● Goal:
Leave out the pictures, and quote exactly the lines running from the one with "Decode this image" through the last line of the entries below.

----------

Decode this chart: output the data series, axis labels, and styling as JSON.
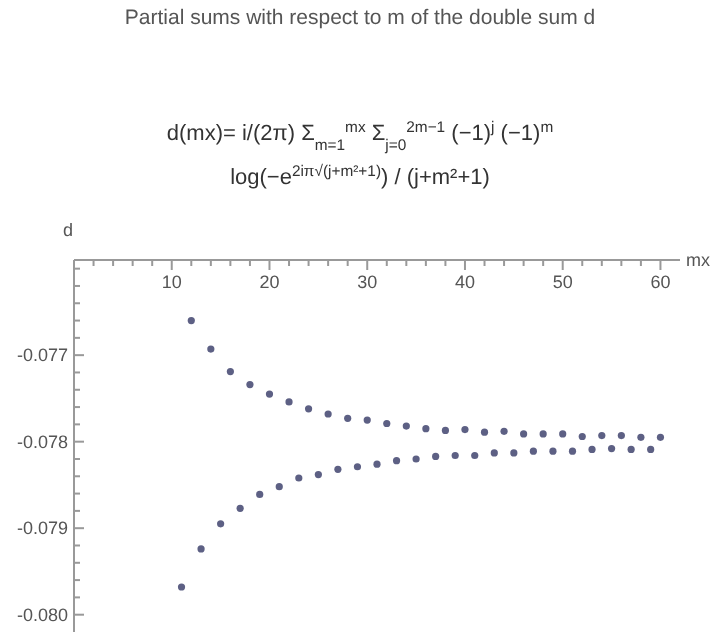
{
  "chart_data": {
    "type": "scatter",
    "title": "Partial sums with respect to m of the double sum d",
    "subtitle": "d(mx)= i/(2π) Σ$_{m=1}$$^{mx}$ Σ$_{j=0}$$^{2m−1}$ (−1)$^{j}$ (−1)$^{m}$ log(−e$^{2iπ√(j+m²+1)}$) / (j+m²+1)",
    "xlabel": "mx",
    "ylabel": "d",
    "marker": "circle",
    "grid": false,
    "xlim": [
      0,
      62
    ],
    "ylim": [
      -0.0802,
      -0.0759
    ],
    "xticks": [
      {
        "value": 2,
        "label": null
      },
      {
        "value": 4,
        "label": null
      },
      {
        "value": 6,
        "label": null
      },
      {
        "value": 8,
        "label": null
      },
      10,
      {
        "value": 12,
        "label": null
      },
      {
        "value": 14,
        "label": null
      },
      {
        "value": 16,
        "label": null
      },
      {
        "value": 18,
        "label": null
      },
      20,
      {
        "value": 22,
        "label": null
      },
      {
        "value": 24,
        "label": null
      },
      {
        "value": 26,
        "label": null
      },
      {
        "value": 28,
        "label": null
      },
      30,
      {
        "value": 32,
        "label": null
      },
      {
        "value": 34,
        "label": null
      },
      {
        "value": 36,
        "label": null
      },
      {
        "value": 38,
        "label": null
      },
      40,
      {
        "value": 42,
        "label": null
      },
      {
        "value": 44,
        "label": null
      },
      {
        "value": 46,
        "label": null
      },
      {
        "value": 48,
        "label": null
      },
      50,
      {
        "value": 52,
        "label": null
      },
      {
        "value": 54,
        "label": null
      },
      {
        "value": 56,
        "label": null
      },
      {
        "value": 58,
        "label": null
      },
      60
    ],
    "yticks": [
      {
        "value": -0.08,
        "label": "-0.080"
      },
      {
        "value": -0.0798,
        "label": null
      },
      {
        "value": -0.0796,
        "label": null
      },
      {
        "value": -0.0794,
        "label": null
      },
      {
        "value": -0.0792,
        "label": null
      },
      -0.079,
      {
        "value": -0.0788,
        "label": null
      },
      {
        "value": -0.0786,
        "label": null
      },
      {
        "value": -0.0784,
        "label": null
      },
      {
        "value": -0.0782,
        "label": null
      },
      -0.078,
      {
        "value": -0.0778,
        "label": null
      },
      {
        "value": -0.0776,
        "label": null
      },
      {
        "value": -0.0774,
        "label": null
      },
      {
        "value": -0.0772,
        "label": null
      },
      -0.077,
      {
        "value": -0.0768,
        "label": null
      },
      {
        "value": -0.0766,
        "label": null
      },
      {
        "value": -0.0764,
        "label": null
      },
      {
        "value": -0.0762,
        "label": null
      },
      {
        "value": -0.076,
        "label": null
      }
    ],
    "series": [
      {
        "color": "#5d6084",
        "x": [
          12,
          14,
          16,
          18,
          20,
          22,
          24,
          26,
          28,
          30,
          32,
          34,
          36,
          38,
          40,
          42,
          44,
          46,
          48,
          50,
          52,
          54,
          56,
          58,
          60
        ],
        "values": [
          -0.0766,
          -0.07693,
          -0.07719,
          -0.07734,
          -0.07745,
          -0.07754,
          -0.07762,
          -0.07768,
          -0.07773,
          -0.07775,
          -0.07779,
          -0.07782,
          -0.07785,
          -0.07787,
          -0.07786,
          -0.07789,
          -0.07788,
          -0.07791,
          -0.07791,
          -0.07791,
          -0.07794,
          -0.07793,
          -0.07793,
          -0.07795,
          -0.07795
        ]
      },
      {
        "color": "#5d6084",
        "x": [
          11,
          13,
          15,
          17,
          19,
          21,
          23,
          25,
          27,
          29,
          31,
          33,
          35,
          37,
          39,
          41,
          43,
          45,
          47,
          49,
          51,
          53,
          55,
          57,
          59
        ],
        "values": [
          -0.07968,
          -0.07924,
          -0.07895,
          -0.07877,
          -0.07861,
          -0.07852,
          -0.07842,
          -0.07838,
          -0.07832,
          -0.07829,
          -0.07826,
          -0.07822,
          -0.0782,
          -0.07817,
          -0.07816,
          -0.07816,
          -0.07813,
          -0.07813,
          -0.07811,
          -0.07811,
          -0.07811,
          -0.07809,
          -0.07808,
          -0.07809,
          -0.07809
        ]
      }
    ]
  }
}
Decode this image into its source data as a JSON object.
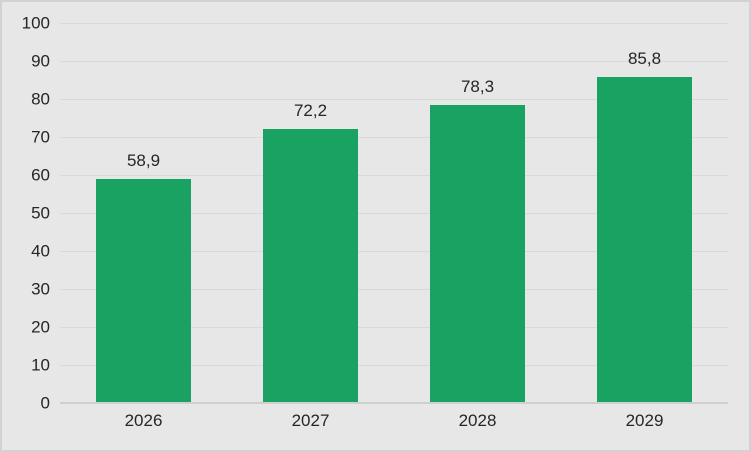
{
  "chart_data": {
    "type": "bar",
    "categories": [
      "2026",
      "2027",
      "2028",
      "2029"
    ],
    "values": [
      58.9,
      72.2,
      78.3,
      85.8
    ],
    "value_labels": [
      "58,9",
      "72,2",
      "78,3",
      "85,8"
    ],
    "title": "",
    "xlabel": "",
    "ylabel": "",
    "ylim": [
      0,
      100
    ],
    "ytick_step": 10,
    "ytick_labels": [
      "0",
      "10",
      "20",
      "30",
      "40",
      "50",
      "60",
      "70",
      "80",
      "90",
      "100"
    ],
    "grid": true,
    "legend": false,
    "colors": {
      "bar": "#1aa263",
      "background": "#e7e7e7",
      "frame_border": "#d2d2d2",
      "gridline": "#d9d9d9",
      "axis_line": "#cfcfcf",
      "text": "#262626"
    }
  }
}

----------

● Written reply:
Decode this image into its source data as a JSON object.
{
  "chart_data": {
    "type": "bar",
    "categories": [
      "2026",
      "2027",
      "2028",
      "2029"
    ],
    "values": [
      58.9,
      72.2,
      78.3,
      85.8
    ],
    "value_labels": [
      "58,9",
      "72,2",
      "78,3",
      "85,8"
    ],
    "title": "",
    "xlabel": "",
    "ylabel": "",
    "ylim": [
      0,
      100
    ],
    "ytick_step": 10,
    "ytick_labels": [
      "0",
      "10",
      "20",
      "30",
      "40",
      "50",
      "60",
      "70",
      "80",
      "90",
      "100"
    ],
    "grid": true,
    "legend": false,
    "colors": {
      "bar": "#1aa263",
      "background": "#e7e7e7",
      "frame_border": "#d2d2d2",
      "gridline": "#d9d9d9",
      "axis_line": "#cfcfcf",
      "text": "#262626"
    }
  }
}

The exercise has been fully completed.